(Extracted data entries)
══════
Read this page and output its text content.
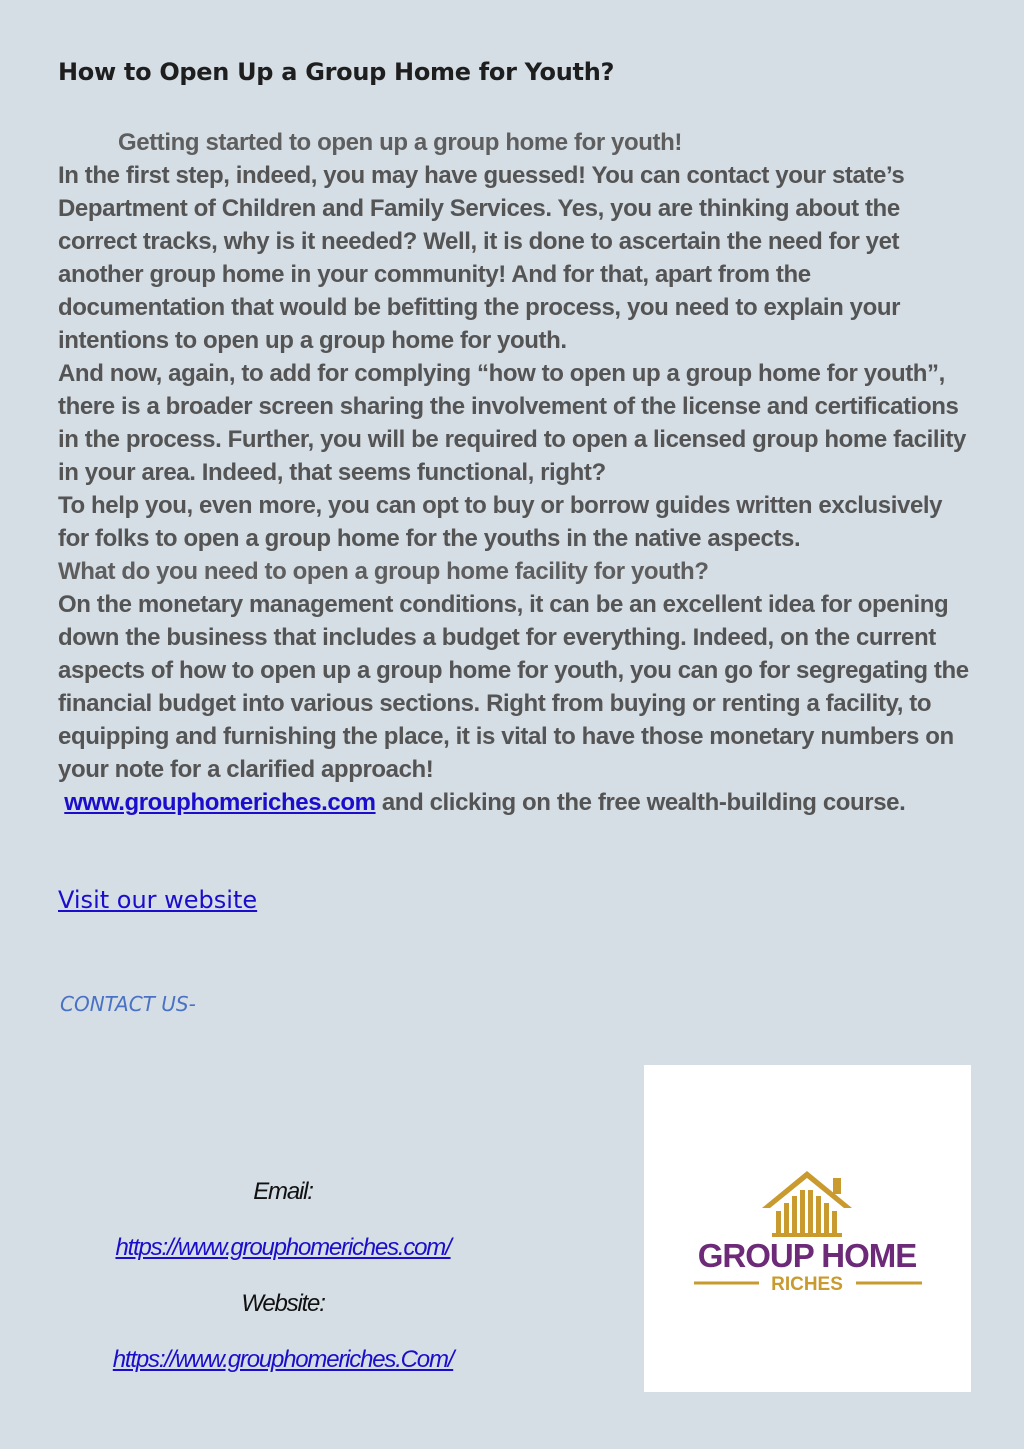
How to Open Up a Group Home for Youth?

Getting started to open up a group home for youth!

In the first step, indeed, you may have guessed! You can contact your state’s Department of Children and Family Services. Yes, you are thinking about the correct tracks, why is it needed? Well, it is done to ascertain the need for yet another group home in your community! And for that, apart from the documentation that would be befitting the process, you need to explain your intentions to open up a group home for youth.

And now, again, to add for complying “how to open up a group home for youth”, there is a broader screen sharing the involvement of the license and certifications in the process. Further, you will be required to open a licensed group home facility in your area. Indeed, that seems functional, right?

To help you, even more, you can opt to buy or borrow guides written exclusively for folks to open a group home for the youths in the native aspects.

What do you need to open a group home facility for youth?

On the monetary management conditions, it can be an excellent idea for opening down the business that includes a budget for everything. Indeed, on the current aspects of how to open up a group home for youth, you can go for segregating the financial budget into various sections. Right from buying or renting a facility, to equipping and furnishing the place, it is vital to have those monetary numbers on your note for a clarified approach!

www.grouphomeriches.com and clicking on the free wealth-building course.

Visit our website
CONTACT US-
Email:
https://www.grouphomeriches.com/
Website:
https://www.grouphomeriches.Com/
GROUP HOME
RICHES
══════
# Goal
Copy the material shown above in full and exactly. Skip the pictures.

# Reply to the exercise
Read this page and output its text content.
How to Open Up a Group Home for Youth?

Getting started to open up a group home for youth!

In the first step, indeed, you may have guessed! You can contact your state’s Department of Children and Family Services. Yes, you are thinking about the correct tracks, why is it needed? Well, it is done to ascertain the need for yet another group home in your community! And for that, apart from the documentation that would be befitting the process, you need to explain your intentions to open up a group home for youth.

And now, again, to add for complying “how to open up a group home for youth”, there is a broader screen sharing the involvement of the license and certifications in the process. Further, you will be required to open a licensed group home facility in your area. Indeed, that seems functional, right?

To help you, even more, you can opt to buy or borrow guides written exclusively for folks to open a group home for the youths in the native aspects.

What do you need to open a group home facility for youth?

On the monetary management conditions, it can be an excellent idea for opening down the business that includes a budget for everything. Indeed, on the current aspects of how to open up a group home for youth, you can go for segregating the financial budget into various sections. Right from buying or renting a facility, to equipping and furnishing the place, it is vital to have those monetary numbers on your note for a clarified approach!

www.grouphomeriches.com and clicking on the free wealth-building course.

Visit our website
CONTACT US-
Email:
https://www.grouphomeriches.com/
Website:
https://www.grouphomeriches.Com/
GROUP HOME
RICHES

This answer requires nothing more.